What you need to do |
Extract each line of the material that follows exactly and omit its pictures.

(Data entries)
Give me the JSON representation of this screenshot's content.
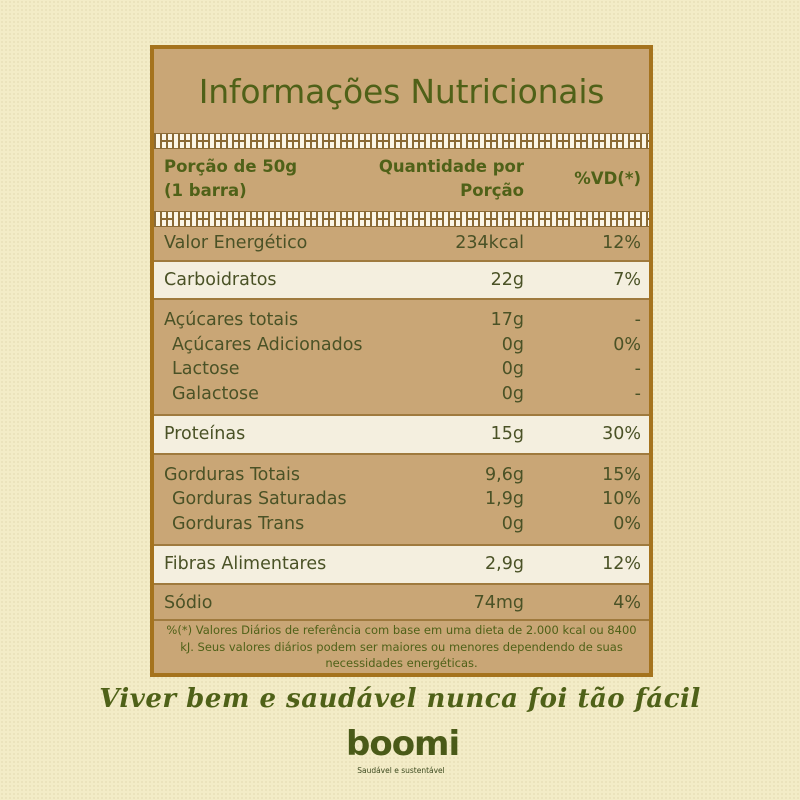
{
  "title": "Informações Nutricionais",
  "header": {
    "portion_line1": "Porção de 50g",
    "portion_line2": "(1 barra)",
    "qty_line1": "Quantidade por",
    "qty_line2": "Porção",
    "vd": "%VD(*)"
  },
  "groups": [
    {
      "style": "dark",
      "pad_top": 4,
      "pad_bottom": 4,
      "lines": [
        {
          "label": "Valor Energético",
          "qty": "234kcal",
          "vd": "12%",
          "sub": false
        }
      ]
    },
    {
      "style": "light",
      "pad_top": 6,
      "pad_bottom": 6,
      "lines": [
        {
          "label": "Carboidratos",
          "qty": "22g",
          "vd": "7%",
          "sub": false
        }
      ]
    },
    {
      "style": "dark",
      "pad_top": 8,
      "pad_bottom": 8,
      "lines": [
        {
          "label": "Açúcares totais",
          "qty": "17g",
          "vd": "-",
          "sub": false
        },
        {
          "label": "Açúcares Adicionados",
          "qty": "0g",
          "vd": "0%",
          "sub": true
        },
        {
          "label": "Lactose",
          "qty": "0g",
          "vd": "-",
          "sub": true
        },
        {
          "label": "Galactose",
          "qty": "0g",
          "vd": "-",
          "sub": true
        }
      ]
    },
    {
      "style": "light",
      "pad_top": 6,
      "pad_bottom": 6,
      "lines": [
        {
          "label": "Proteínas",
          "qty": "15g",
          "vd": "30%",
          "sub": false
        }
      ]
    },
    {
      "style": "dark",
      "pad_top": 8,
      "pad_bottom": 8,
      "lines": [
        {
          "label": "Gorduras Totais",
          "qty": "9,6g",
          "vd": "15%",
          "sub": false
        },
        {
          "label": "Gorduras Saturadas",
          "qty": "1,9g",
          "vd": "10%",
          "sub": true
        },
        {
          "label": "Gorduras Trans",
          "qty": "0g",
          "vd": "0%",
          "sub": true
        }
      ]
    },
    {
      "style": "light",
      "pad_top": 6,
      "pad_bottom": 6,
      "lines": [
        {
          "label": "Fibras Alimentares",
          "qty": "2,9g",
          "vd": "12%",
          "sub": false
        }
      ]
    },
    {
      "style": "dark",
      "pad_top": 6,
      "pad_bottom": 4,
      "lines": [
        {
          "label": "Sódio",
          "qty": "74mg",
          "vd": "4%",
          "sub": false
        }
      ]
    }
  ],
  "footnote": "%(*) Valores Diários de referência com base em uma dieta de 2.000 kcal ou 8400 kJ. Seus valores diários podem ser maiores ou menores dependendo de suas necessidades energéticas.",
  "slogan": "Viver bem e saudável nunca foi tão fácil",
  "logo": {
    "word": "boomi",
    "tagline": "Saudável e sustentável"
  },
  "colors": {
    "background": "#f3ecc7",
    "panel": "#c9a676",
    "panel_light": "#f4efdf",
    "border": "#a5731d",
    "title_green": "#4f6118"
  }
}
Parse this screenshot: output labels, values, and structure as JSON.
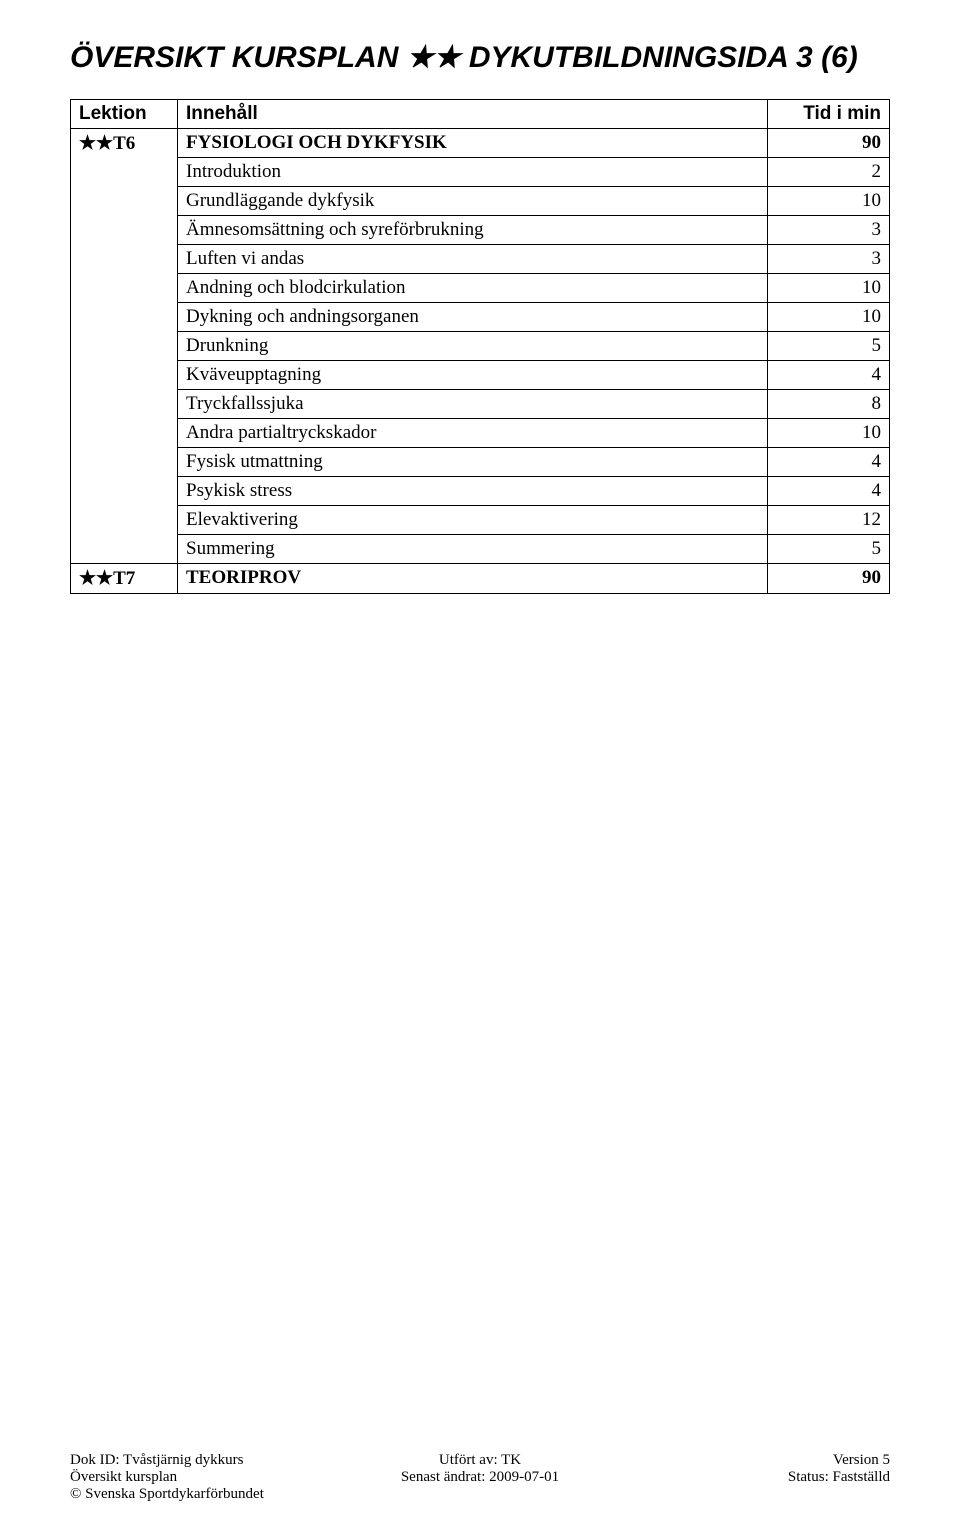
{
  "title_prefix": "ÖVERSIKT KURSPLAN ",
  "title_suffix": " DYKUTBILDNINGSIDA 3 (6)",
  "stars": "★★",
  "headers": {
    "lektion": "Lektion",
    "innehall": "Innehåll",
    "tid": "Tid i min"
  },
  "row_t6": {
    "lektion_stars": "★★",
    "lektion_code": "T6",
    "section_title": "FYSIOLOGI OCH DYKFYSIK",
    "section_value": "90",
    "items": [
      {
        "label": "Introduktion",
        "value": "2"
      },
      {
        "label": "Grundläggande dykfysik",
        "value": "10"
      },
      {
        "label": "Ämnesomsättning och syreförbrukning",
        "value": "3"
      },
      {
        "label": "Luften vi andas",
        "value": "3"
      },
      {
        "label": "Andning och blodcirkulation",
        "value": "10"
      },
      {
        "label": "Dykning och andningsorganen",
        "value": "10"
      },
      {
        "label": "Drunkning",
        "value": "5"
      },
      {
        "label": "Kväveupptagning",
        "value": "4"
      },
      {
        "label": "Tryckfallssjuka",
        "value": "8"
      },
      {
        "label": "Andra partialtryckskador",
        "value": "10"
      },
      {
        "label": "Fysisk utmattning",
        "value": "4"
      },
      {
        "label": "Psykisk stress",
        "value": "4"
      },
      {
        "label": "Elevaktivering",
        "value": "12"
      },
      {
        "label": "Summering",
        "value": "5"
      }
    ]
  },
  "row_t7": {
    "lektion_stars": "★★",
    "lektion_code": "T7",
    "section_title": "TEORIPROV",
    "section_value": "90"
  },
  "footer": {
    "dok_id": "Dok ID: Tvåstjärnig dykkurs",
    "utfort_av": "Utfört av: TK",
    "version": "Version 5",
    "oversikt": "Översikt kursplan",
    "senast_andrat": "Senast ändrat: 2009-07-01",
    "status": "Status: Fastställd",
    "copyright": "© Svenska Sportdykarförbundet"
  }
}
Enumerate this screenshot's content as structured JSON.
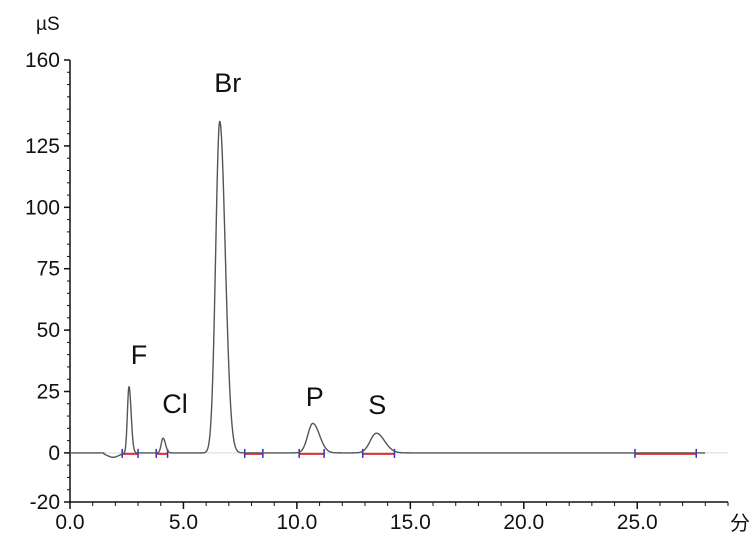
{
  "chart_data": {
    "type": "line",
    "y_unit": "µS",
    "x_unit": "分",
    "xlim": [
      0,
      29
    ],
    "ylim": [
      -20,
      160
    ],
    "x_ticks": [
      "0.0",
      "5.0",
      "10.0",
      "15.0",
      "20.0",
      "25.0"
    ],
    "y_ticks": [
      "160",
      "125",
      "100",
      "75",
      "50",
      "25",
      "0",
      "-20"
    ],
    "peaks": [
      {
        "label": "F",
        "retention_time": 2.6,
        "height": 27
      },
      {
        "label": "Cl",
        "retention_time": 4.1,
        "height": 6
      },
      {
        "label": "Br",
        "retention_time": 6.6,
        "height": 135
      },
      {
        "label": "P",
        "retention_time": 10.7,
        "height": 12
      },
      {
        "label": "S",
        "retention_time": 13.5,
        "height": 8
      }
    ],
    "baseline_segments": [
      [
        2.3,
        3.0
      ],
      [
        3.8,
        4.3
      ],
      [
        7.7,
        8.5
      ],
      [
        10.1,
        11.2
      ],
      [
        12.9,
        14.3
      ],
      [
        24.9,
        27.6
      ]
    ],
    "colors": {
      "trace": "#555555",
      "baseline": "#e03030",
      "marker": "#3030c8",
      "axis": "#111111"
    }
  }
}
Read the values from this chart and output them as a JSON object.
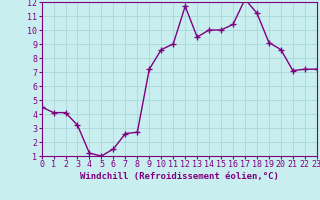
{
  "x": [
    0,
    1,
    2,
    3,
    4,
    5,
    6,
    7,
    8,
    9,
    10,
    11,
    12,
    13,
    14,
    15,
    16,
    17,
    18,
    19,
    20,
    21,
    22,
    23
  ],
  "y": [
    4.5,
    4.1,
    4.1,
    3.2,
    1.2,
    1.0,
    1.5,
    2.6,
    2.7,
    7.2,
    8.6,
    9.0,
    11.7,
    9.5,
    10.0,
    10.0,
    10.4,
    12.2,
    11.2,
    9.1,
    8.6,
    7.1,
    7.2,
    7.2
  ],
  "line_color": "#800080",
  "marker": "+",
  "marker_size": 4,
  "background_color": "#c8eef0",
  "grid_color": "#a8d8d8",
  "xlabel": "Windchill (Refroidissement éolien,°C)",
  "xlim": [
    0,
    23
  ],
  "ylim": [
    1,
    12
  ],
  "xticks": [
    0,
    1,
    2,
    3,
    4,
    5,
    6,
    7,
    8,
    9,
    10,
    11,
    12,
    13,
    14,
    15,
    16,
    17,
    18,
    19,
    20,
    21,
    22,
    23
  ],
  "yticks": [
    1,
    2,
    3,
    4,
    5,
    6,
    7,
    8,
    9,
    10,
    11,
    12
  ],
  "xlabel_fontsize": 6.5,
  "tick_fontsize": 6,
  "line_width": 1.0
}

Task answer |
Give me the JSON representation of this screenshot's content.
{
  "title": "Informações Nutricionais",
  "header": {
    "portion_line1": "Porção de 50g",
    "portion_line2": "(1 barra)",
    "qty_line1": "Quantidade por",
    "qty_line2": "Porção",
    "vd": "%VD(*)"
  },
  "groups": [
    {
      "style": "dark",
      "pad_top": 4,
      "pad_bottom": 4,
      "lines": [
        {
          "label": "Valor Energético",
          "qty": "234kcal",
          "vd": "12%",
          "sub": false
        }
      ]
    },
    {
      "style": "light",
      "pad_top": 6,
      "pad_bottom": 6,
      "lines": [
        {
          "label": "Carboidratos",
          "qty": "22g",
          "vd": "7%",
          "sub": false
        }
      ]
    },
    {
      "style": "dark",
      "pad_top": 8,
      "pad_bottom": 8,
      "lines": [
        {
          "label": "Açúcares totais",
          "qty": "17g",
          "vd": "-",
          "sub": false
        },
        {
          "label": "Açúcares Adicionados",
          "qty": "0g",
          "vd": "0%",
          "sub": true
        },
        {
          "label": "Lactose",
          "qty": "0g",
          "vd": "-",
          "sub": true
        },
        {
          "label": "Galactose",
          "qty": "0g",
          "vd": "-",
          "sub": true
        }
      ]
    },
    {
      "style": "light",
      "pad_top": 6,
      "pad_bottom": 6,
      "lines": [
        {
          "label": "Proteínas",
          "qty": "15g",
          "vd": "30%",
          "sub": false
        }
      ]
    },
    {
      "style": "dark",
      "pad_top": 8,
      "pad_bottom": 8,
      "lines": [
        {
          "label": "Gorduras Totais",
          "qty": "9,6g",
          "vd": "15%",
          "sub": false
        },
        {
          "label": "Gorduras Saturadas",
          "qty": "1,9g",
          "vd": "10%",
          "sub": true
        },
        {
          "label": "Gorduras Trans",
          "qty": "0g",
          "vd": "0%",
          "sub": true
        }
      ]
    },
    {
      "style": "light",
      "pad_top": 6,
      "pad_bottom": 6,
      "lines": [
        {
          "label": "Fibras Alimentares",
          "qty": "2,9g",
          "vd": "12%",
          "sub": false
        }
      ]
    },
    {
      "style": "dark",
      "pad_top": 6,
      "pad_bottom": 4,
      "lines": [
        {
          "label": "Sódio",
          "qty": "74mg",
          "vd": "4%",
          "sub": false
        }
      ]
    }
  ],
  "footnote": "%(*) Valores Diários de referência com base em uma dieta de 2.000 kcal ou 8400 kJ. Seus valores diários podem ser maiores ou menores dependendo de suas necessidades energéticas.",
  "slogan": "Viver bem e saudável nunca foi tão fácil",
  "logo": {
    "word": "boomi",
    "tagline": "Saudável e sustentável"
  },
  "colors": {
    "background": "#f3ecc7",
    "panel": "#c9a676",
    "panel_light": "#f4efdf",
    "border": "#a5731d",
    "title_green": "#4f6118"
  }
}
Parse this screenshot: output labels, values, and structure as JSON.
{
  "title_prefix": "ÖVERSIKT KURSPLAN ",
  "title_suffix": " DYKUTBILDNINGSIDA 3 (6)",
  "stars": "★★",
  "headers": {
    "lektion": "Lektion",
    "innehall": "Innehåll",
    "tid": "Tid i min"
  },
  "row_t6": {
    "lektion_stars": "★★",
    "lektion_code": "T6",
    "section_title": "FYSIOLOGI OCH DYKFYSIK",
    "section_value": "90",
    "items": [
      {
        "label": "Introduktion",
        "value": "2"
      },
      {
        "label": "Grundläggande dykfysik",
        "value": "10"
      },
      {
        "label": "Ämnesomsättning och syreförbrukning",
        "value": "3"
      },
      {
        "label": "Luften vi andas",
        "value": "3"
      },
      {
        "label": "Andning och blodcirkulation",
        "value": "10"
      },
      {
        "label": "Dykning och andningsorganen",
        "value": "10"
      },
      {
        "label": "Drunkning",
        "value": "5"
      },
      {
        "label": "Kväveupptagning",
        "value": "4"
      },
      {
        "label": "Tryckfallssjuka",
        "value": "8"
      },
      {
        "label": "Andra partialtryckskador",
        "value": "10"
      },
      {
        "label": "Fysisk utmattning",
        "value": "4"
      },
      {
        "label": "Psykisk stress",
        "value": "4"
      },
      {
        "label": "Elevaktivering",
        "value": "12"
      },
      {
        "label": "Summering",
        "value": "5"
      }
    ]
  },
  "row_t7": {
    "lektion_stars": "★★",
    "lektion_code": "T7",
    "section_title": "TEORIPROV",
    "section_value": "90"
  },
  "footer": {
    "dok_id": "Dok ID: Tvåstjärnig dykkurs",
    "utfort_av": "Utfört av: TK",
    "version": "Version 5",
    "oversikt": "Översikt kursplan",
    "senast_andrat": "Senast ändrat: 2009-07-01",
    "status": "Status: Fastställd",
    "copyright": "© Svenska Sportdykarförbundet"
  }
}
Enumerate this screenshot's content as structured JSON.
{
  "chart_data": {
    "type": "line",
    "y_unit": "µS",
    "x_unit": "分",
    "xlim": [
      0,
      29
    ],
    "ylim": [
      -20,
      160
    ],
    "x_ticks": [
      "0.0",
      "5.0",
      "10.0",
      "15.0",
      "20.0",
      "25.0"
    ],
    "y_ticks": [
      "160",
      "125",
      "100",
      "75",
      "50",
      "25",
      "0",
      "-20"
    ],
    "peaks": [
      {
        "label": "F",
        "retention_time": 2.6,
        "height": 27
      },
      {
        "label": "Cl",
        "retention_time": 4.1,
        "height": 6
      },
      {
        "label": "Br",
        "retention_time": 6.6,
        "height": 135
      },
      {
        "label": "P",
        "retention_time": 10.7,
        "height": 12
      },
      {
        "label": "S",
        "retention_time": 13.5,
        "height": 8
      }
    ],
    "baseline_segments": [
      [
        2.3,
        3.0
      ],
      [
        3.8,
        4.3
      ],
      [
        7.7,
        8.5
      ],
      [
        10.1,
        11.2
      ],
      [
        12.9,
        14.3
      ],
      [
        24.9,
        27.6
      ]
    ],
    "colors": {
      "trace": "#555555",
      "baseline": "#e03030",
      "marker": "#3030c8",
      "axis": "#111111"
    }
  }
}
Read the values from this chart and output them as a JSON object.
{
  "x": [
    0,
    1,
    2,
    3,
    4,
    5,
    6,
    7,
    8,
    9,
    10,
    11,
    12,
    13,
    14,
    15,
    16,
    17,
    18,
    19,
    20,
    21,
    22,
    23
  ],
  "y": [
    4.5,
    4.1,
    4.1,
    3.2,
    1.2,
    1.0,
    1.5,
    2.6,
    2.7,
    7.2,
    8.6,
    9.0,
    11.7,
    9.5,
    10.0,
    10.0,
    10.4,
    12.2,
    11.2,
    9.1,
    8.6,
    7.1,
    7.2,
    7.2
  ],
  "line_color": "#800080",
  "marker": "+",
  "marker_size": 4,
  "background_color": "#c8eef0",
  "grid_color": "#a8d8d8",
  "xlabel": "Windchill (Refroidissement éolien,°C)",
  "xlim": [
    0,
    23
  ],
  "ylim": [
    1,
    12
  ],
  "xticks": [
    0,
    1,
    2,
    3,
    4,
    5,
    6,
    7,
    8,
    9,
    10,
    11,
    12,
    13,
    14,
    15,
    16,
    17,
    18,
    19,
    20,
    21,
    22,
    23
  ],
  "yticks": [
    1,
    2,
    3,
    4,
    5,
    6,
    7,
    8,
    9,
    10,
    11,
    12
  ],
  "xlabel_fontsize": 6.5,
  "tick_fontsize": 6,
  "line_width": 1.0
}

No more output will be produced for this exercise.